== RECORDED INFORMATION ==

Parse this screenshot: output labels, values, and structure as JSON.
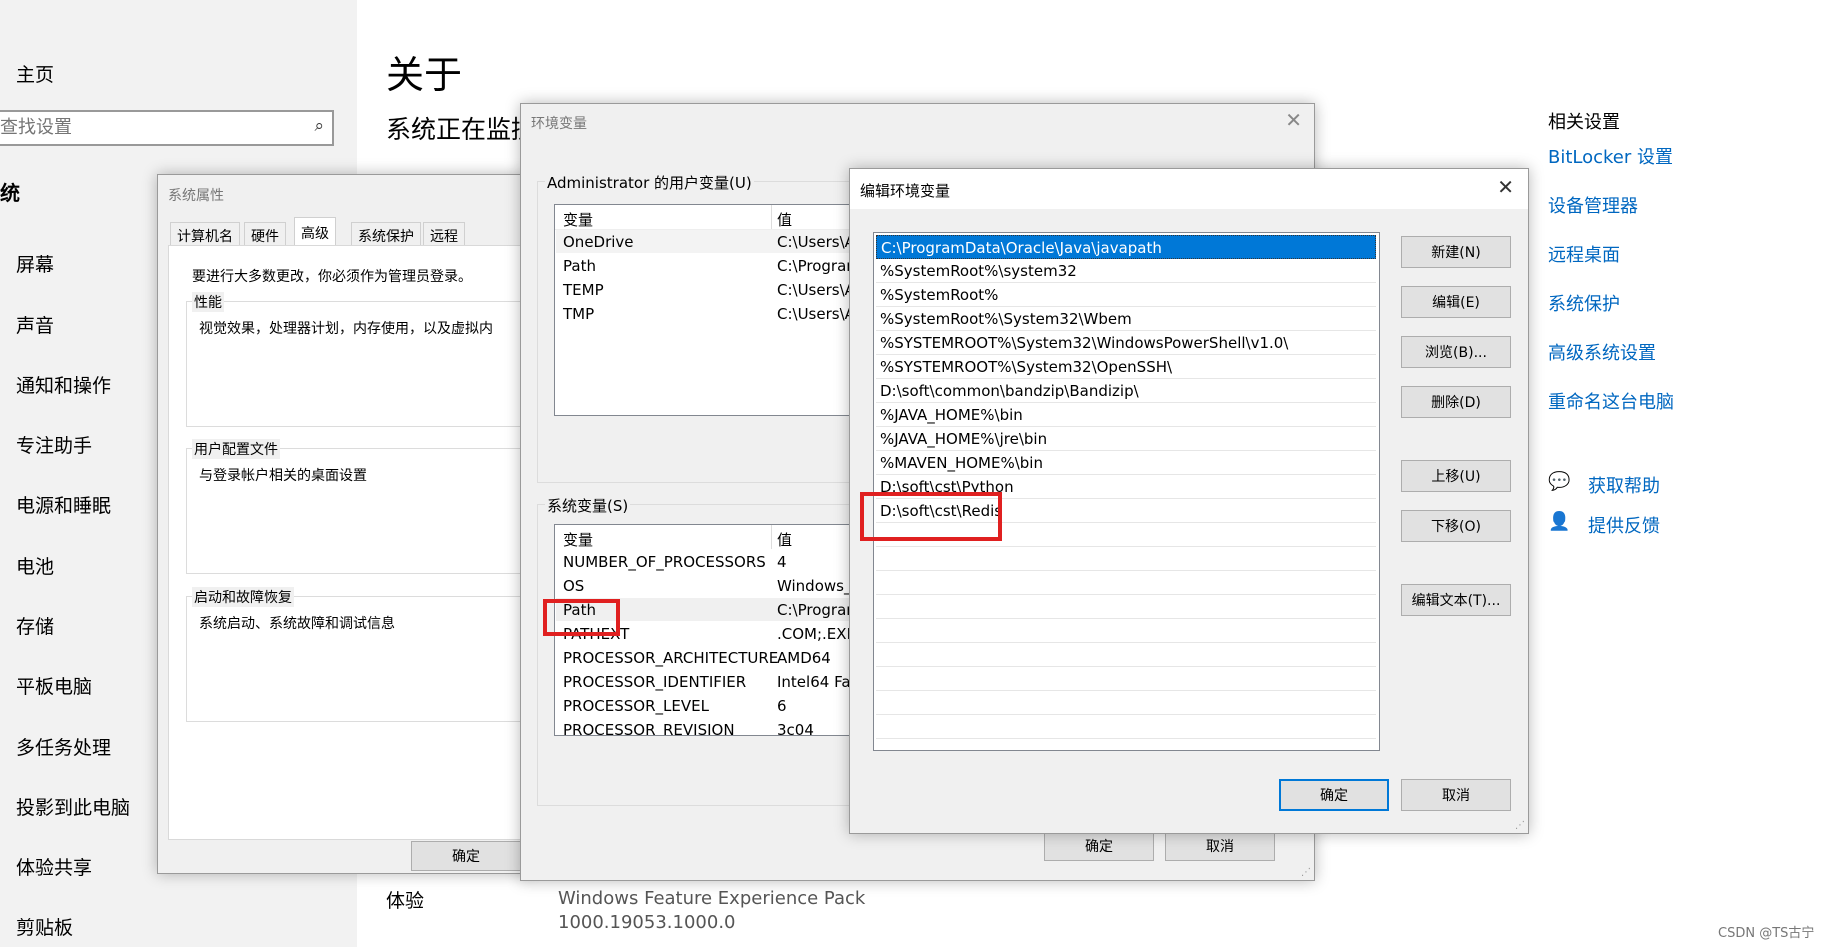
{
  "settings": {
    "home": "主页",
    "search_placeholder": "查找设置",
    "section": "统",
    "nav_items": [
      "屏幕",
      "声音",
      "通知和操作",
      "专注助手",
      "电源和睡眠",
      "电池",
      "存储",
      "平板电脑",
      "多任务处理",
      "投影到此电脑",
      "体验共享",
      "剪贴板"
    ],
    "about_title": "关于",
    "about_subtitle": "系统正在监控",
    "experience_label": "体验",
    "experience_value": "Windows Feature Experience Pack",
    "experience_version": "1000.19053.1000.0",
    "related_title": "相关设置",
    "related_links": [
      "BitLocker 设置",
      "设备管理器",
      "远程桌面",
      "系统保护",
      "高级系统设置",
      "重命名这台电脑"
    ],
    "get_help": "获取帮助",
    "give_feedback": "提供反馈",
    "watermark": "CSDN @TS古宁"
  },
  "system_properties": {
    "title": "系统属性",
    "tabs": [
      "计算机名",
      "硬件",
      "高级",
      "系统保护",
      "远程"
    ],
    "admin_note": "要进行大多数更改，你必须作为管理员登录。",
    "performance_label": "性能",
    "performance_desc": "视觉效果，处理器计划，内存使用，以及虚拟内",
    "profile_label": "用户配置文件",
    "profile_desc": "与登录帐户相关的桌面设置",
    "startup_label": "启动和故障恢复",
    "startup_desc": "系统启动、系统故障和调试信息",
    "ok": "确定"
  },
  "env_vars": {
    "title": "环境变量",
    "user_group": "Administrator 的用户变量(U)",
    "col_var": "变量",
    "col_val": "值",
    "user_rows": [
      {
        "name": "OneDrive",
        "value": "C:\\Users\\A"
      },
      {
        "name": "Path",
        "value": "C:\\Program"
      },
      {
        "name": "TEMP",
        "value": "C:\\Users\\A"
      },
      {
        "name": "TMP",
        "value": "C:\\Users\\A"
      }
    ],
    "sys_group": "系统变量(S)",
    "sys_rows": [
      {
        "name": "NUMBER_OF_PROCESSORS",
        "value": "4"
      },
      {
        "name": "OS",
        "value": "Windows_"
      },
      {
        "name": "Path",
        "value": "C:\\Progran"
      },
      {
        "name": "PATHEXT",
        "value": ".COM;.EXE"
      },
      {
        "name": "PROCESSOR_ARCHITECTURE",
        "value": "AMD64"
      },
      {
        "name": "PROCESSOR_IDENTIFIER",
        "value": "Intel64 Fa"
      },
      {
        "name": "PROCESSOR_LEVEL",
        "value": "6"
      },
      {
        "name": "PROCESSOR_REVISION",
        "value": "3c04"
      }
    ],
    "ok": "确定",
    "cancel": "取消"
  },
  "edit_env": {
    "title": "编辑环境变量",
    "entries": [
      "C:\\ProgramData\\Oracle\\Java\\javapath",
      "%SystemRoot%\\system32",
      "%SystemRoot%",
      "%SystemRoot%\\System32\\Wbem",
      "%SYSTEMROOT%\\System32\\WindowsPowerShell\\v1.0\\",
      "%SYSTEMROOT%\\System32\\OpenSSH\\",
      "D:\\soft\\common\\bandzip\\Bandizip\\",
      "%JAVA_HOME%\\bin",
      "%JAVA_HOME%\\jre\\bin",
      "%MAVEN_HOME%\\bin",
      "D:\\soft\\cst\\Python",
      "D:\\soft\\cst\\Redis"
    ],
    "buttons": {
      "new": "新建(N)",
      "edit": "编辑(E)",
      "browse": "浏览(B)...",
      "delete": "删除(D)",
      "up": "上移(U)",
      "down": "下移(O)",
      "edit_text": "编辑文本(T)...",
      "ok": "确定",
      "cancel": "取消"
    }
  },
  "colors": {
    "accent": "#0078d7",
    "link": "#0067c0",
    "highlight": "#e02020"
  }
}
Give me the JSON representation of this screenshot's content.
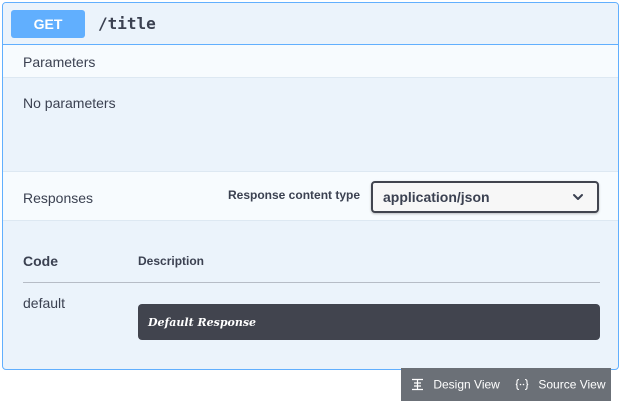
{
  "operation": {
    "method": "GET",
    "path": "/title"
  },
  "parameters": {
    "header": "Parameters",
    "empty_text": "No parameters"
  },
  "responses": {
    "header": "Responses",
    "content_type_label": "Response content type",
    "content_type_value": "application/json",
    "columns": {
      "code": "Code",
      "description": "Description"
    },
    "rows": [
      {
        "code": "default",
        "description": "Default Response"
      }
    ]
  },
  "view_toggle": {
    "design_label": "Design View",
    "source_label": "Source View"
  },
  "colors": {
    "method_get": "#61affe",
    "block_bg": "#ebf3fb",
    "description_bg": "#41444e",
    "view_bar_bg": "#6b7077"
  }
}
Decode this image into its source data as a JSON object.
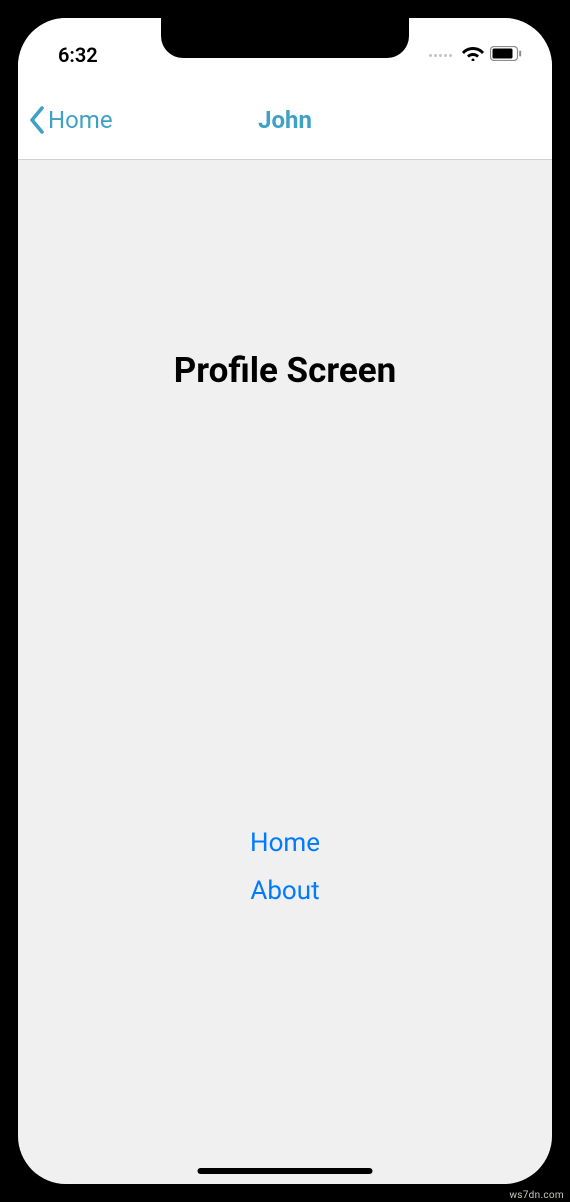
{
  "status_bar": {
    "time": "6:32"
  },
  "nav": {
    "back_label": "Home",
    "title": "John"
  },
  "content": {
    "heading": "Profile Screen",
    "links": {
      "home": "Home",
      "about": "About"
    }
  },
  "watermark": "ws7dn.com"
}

===

▸ **AIM OF THE TASK**: Up to and including the last line of the listing, starting at the line with "Decode this image", extract every line exactly and leave out the pictures.

▸ **OUTPUT FOR THIS TASK**:
Decode this image into its source data as a JSON object.
{
  "status_bar": {
    "time": "6:32"
  },
  "nav": {
    "back_label": "Home",
    "title": "John"
  },
  "content": {
    "heading": "Profile Screen",
    "links": {
      "home": "Home",
      "about": "About"
    }
  },
  "watermark": "ws7dn.com"
}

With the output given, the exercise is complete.